>> start Dataset entries

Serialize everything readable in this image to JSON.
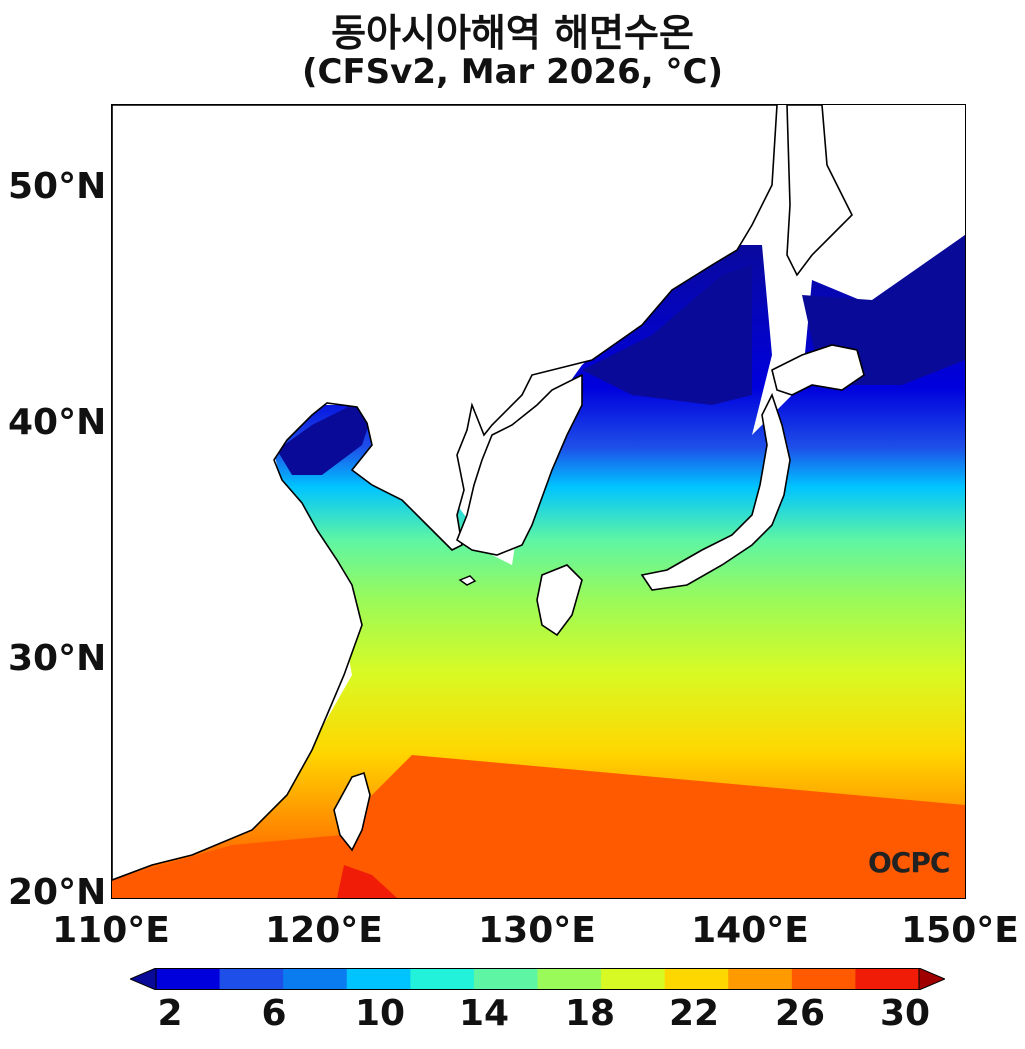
{
  "title_line1": "동아시아해역 해면수온",
  "title_line2": "(CFSv2, Mar 2026, °C)",
  "lat_labels": [
    "50°N",
    "40°N",
    "30°N",
    "20°N"
  ],
  "lon_labels": [
    "110°E",
    "120°E",
    "130°E",
    "140°E",
    "150°E"
  ],
  "colorbar": {
    "tick_labels": [
      "2",
      "6",
      "10",
      "14",
      "18",
      "22",
      "26",
      "30"
    ],
    "colors": [
      "#0a0a99",
      "#0000dd",
      "#1e4fe8",
      "#0a7cf0",
      "#00c4ff",
      "#22f2da",
      "#5ef5a4",
      "#9afa5a",
      "#d8fa24",
      "#ffd700",
      "#ff9a00",
      "#ff5a00",
      "#f01c08",
      "#a00000"
    ]
  },
  "logo": "OCPC"
}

>> end Dataset entries

Written exercise: Leave the pictures out and print the records above exactly as they stand.

Right answer:
Serialize everything readable in this image to JSON.
{
  "title_line1": "동아시아해역 해면수온",
  "title_line2": "(CFSv2, Mar 2026, °C)",
  "lat_labels": [
    "50°N",
    "40°N",
    "30°N",
    "20°N"
  ],
  "lon_labels": [
    "110°E",
    "120°E",
    "130°E",
    "140°E",
    "150°E"
  ],
  "colorbar": {
    "tick_labels": [
      "2",
      "6",
      "10",
      "14",
      "18",
      "22",
      "26",
      "30"
    ],
    "colors": [
      "#0a0a99",
      "#0000dd",
      "#1e4fe8",
      "#0a7cf0",
      "#00c4ff",
      "#22f2da",
      "#5ef5a4",
      "#9afa5a",
      "#d8fa24",
      "#ffd700",
      "#ff9a00",
      "#ff5a00",
      "#f01c08",
      "#a00000"
    ]
  },
  "logo": "OCPC"
}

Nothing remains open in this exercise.